====== Listed entries
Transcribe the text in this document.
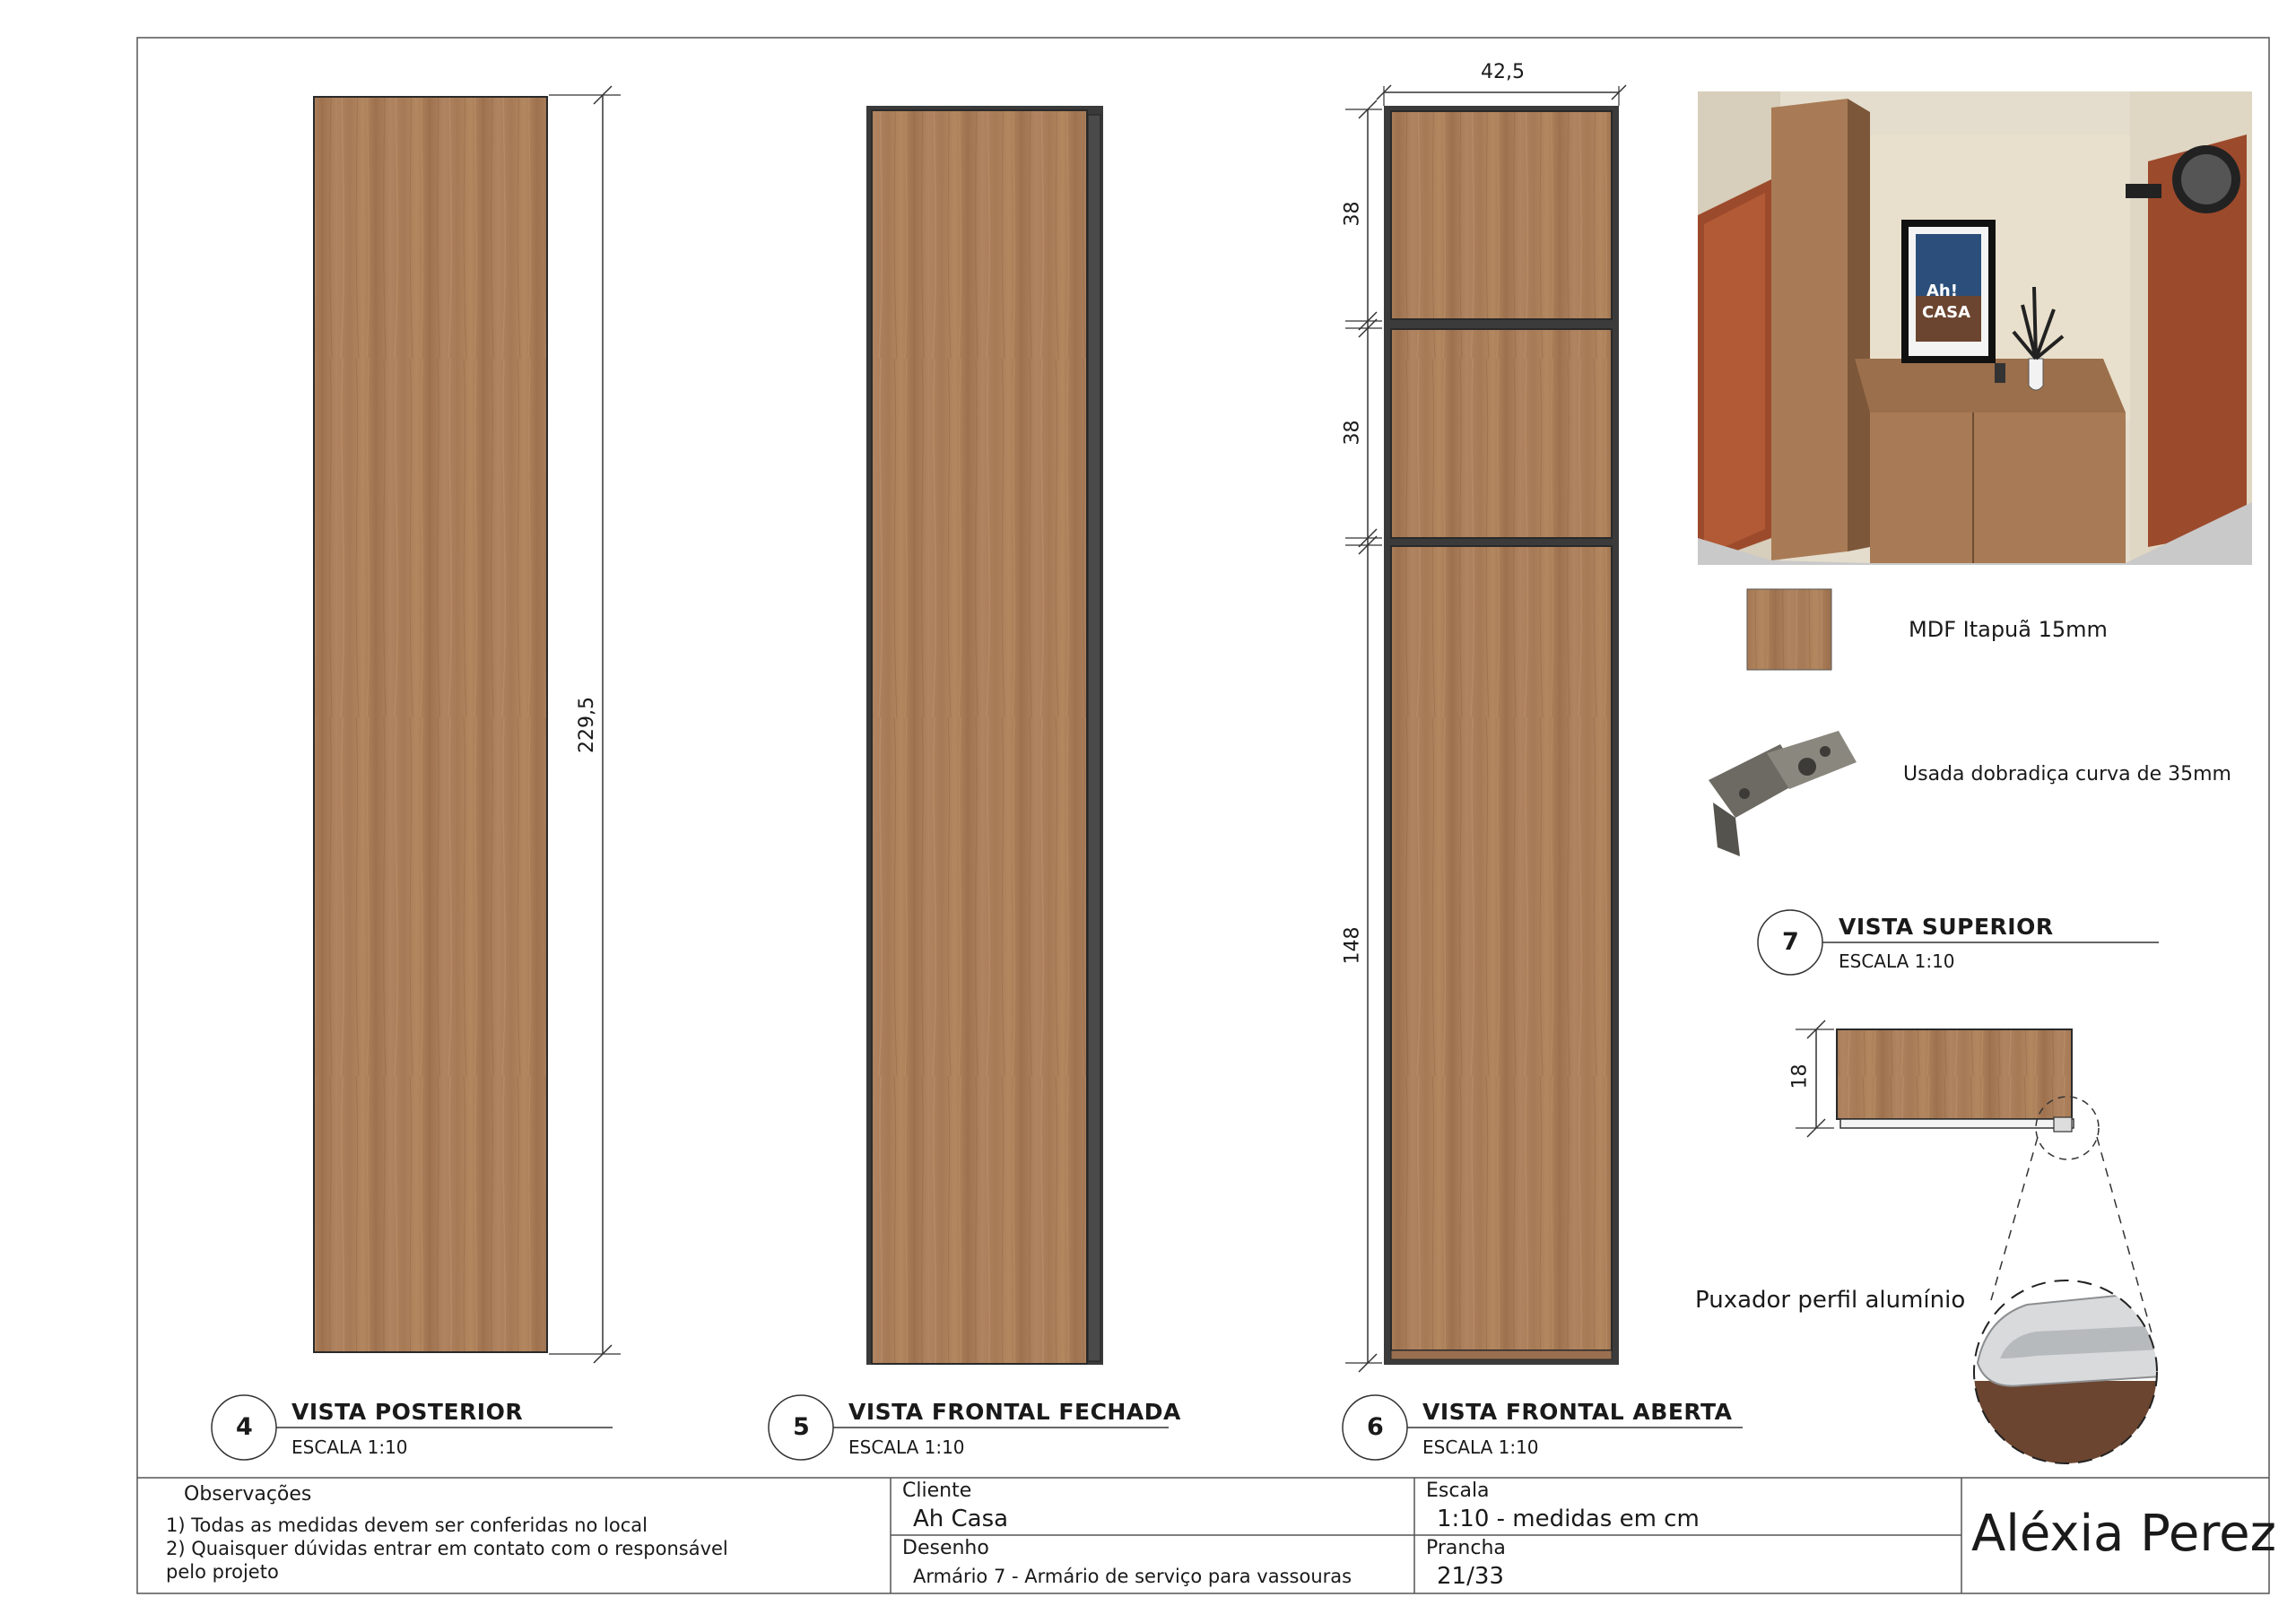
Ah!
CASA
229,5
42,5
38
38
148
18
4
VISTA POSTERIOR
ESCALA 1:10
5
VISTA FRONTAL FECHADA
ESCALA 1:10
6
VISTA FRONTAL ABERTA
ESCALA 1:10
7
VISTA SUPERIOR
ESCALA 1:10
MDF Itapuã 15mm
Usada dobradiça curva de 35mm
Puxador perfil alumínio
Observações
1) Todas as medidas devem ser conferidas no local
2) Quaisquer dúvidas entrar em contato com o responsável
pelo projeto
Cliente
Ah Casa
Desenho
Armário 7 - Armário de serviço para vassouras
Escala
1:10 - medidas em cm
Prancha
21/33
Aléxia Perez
============
Go through the records and copy each line with "VISTA" in it.

§ Exercise solution:
VISTA POSTERIOR
VISTA FRONTAL FECHADA
VISTA FRONTAL ABERTA
VISTA SUPERIOR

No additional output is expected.